Extract to read:
* Begin *

In my understanding of TFA, every "trick" until "I can make silent calls" were explicitly made available by Google on purpose and could have been done without reverse engineering by using the standard smartphone Google app (except for wifi deauth -- but the resulting behavior of instantly making an AP is wanted by Google. I personally would have made this happen only on startup, not even for security reasons)

And well, that's the scary part I guess: that this system is so big, that Google can't control all the ins and outs of the various UX choices.

One thing I don't understand, is that Chromecast were historically famous for pairing over ultrasound, guaranteeing physical presence. And to this day, ultrasound support is still a hard requirement for all Google/Android devices for that feature. Has this been completely abandoned? Don't Chromecast <=> Google Home team discuss?




Hi - author of the article here. I actually did try to accomplish this attack without reverse engineering but it wasn't possible. The Google Home app would not allow you to connect to a device through its setup mode AP if you weren't using an account that was previously linked to the device (while it was online). You'd get this error if you tried: https://i.imgur.com/ipC3OhE.png

Behind the scenes you see (via MITM) that it tries to connect, but the device rejects the request because it doesn't have the local auth token (which can only be retrieved using a linked account).

* End *

Supplied information:

* Begin *

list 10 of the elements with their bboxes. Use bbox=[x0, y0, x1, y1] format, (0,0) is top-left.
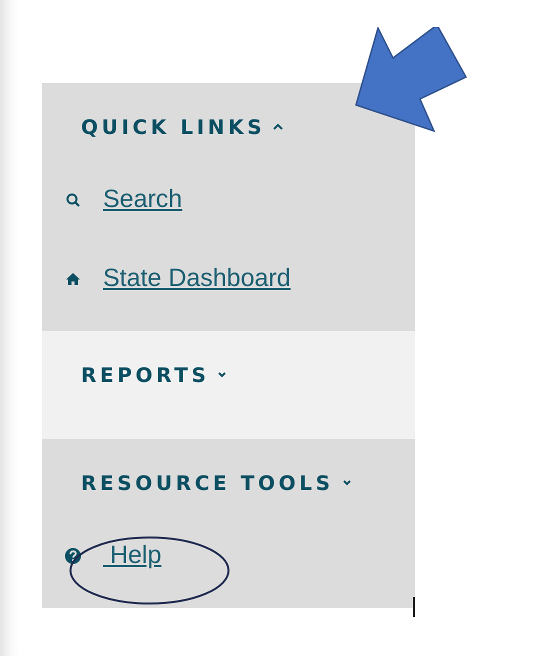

* End *

Set problem 1:
In the comment thread about the Google Home attack, what were Chromecast devices historically famous for?
Set problem 2:
Rewrite the passage of the comment thread about the Google Home attack starting with "In my understanding" and going on through "for security reasons)", swapping "reverse engineering" for "decompiling".
Set problem 3:
Carry the comment thread about the Google Home attack forward with what comes next.
The data has nothing to do with the comment thread about the Google Home attack.

Written answer 1:
They were famous for pairing over ultrasound, which guaranteed physical presence.

Written answer 2:
In my understanding of TFA, every "trick" until "I can make silent calls" were explicitly made available by Google on purpose and could have been done without decompiling by using the standard smartphone Google app (except for wifi deauth -- but the resulting behavior of instantly making an AP is wanted by Google. I personally would have made this happen only on startup, not even for security reasons)

Written answer 3:
This is a good design: the device owner (or any other previously linked users) are allowed to reconfigure the device while it's in setup mode if this is ever needed, but unauthenticated users cannot. And if the device owner loses access to their account somehow, they can use the factory reset button on the bottom of the device to set it up with a new account. (Unfortunately, it was broken, as I described.)

So I think the main "bug" here was the exposure of the "cloud_device_id" and other sensitive device information required to link an account in setup mode, even though it's not used by the Home app to reconnect a device to Wi-Fi. My suggested fix was simply to stop returning this info in setup mode. Last I checked this behavior hasn't changed though so I guess it was easier to make changes on the server side to fix the issue.

Btw, they later updated the Home app's UI to provide a more descriptive error message than just "could not communicate": https://i.imgur.com/ISWk4Bj.png


Question - could you just send ultrasound though the walls just like the wifi signals in this example? I guess I'm not sure how much more limited ultrasound would be in this case.


It doesn't go through walls, so they are pretty much the right tools for the job. They are known vulnerable to lasers, but well microphones themselves are, so...


No. Ultrasound will not make it to the other side of a wall, especially not an outside wall.


Infrasound could, but the speakers might not be big enough, unless you use the amplitude trick.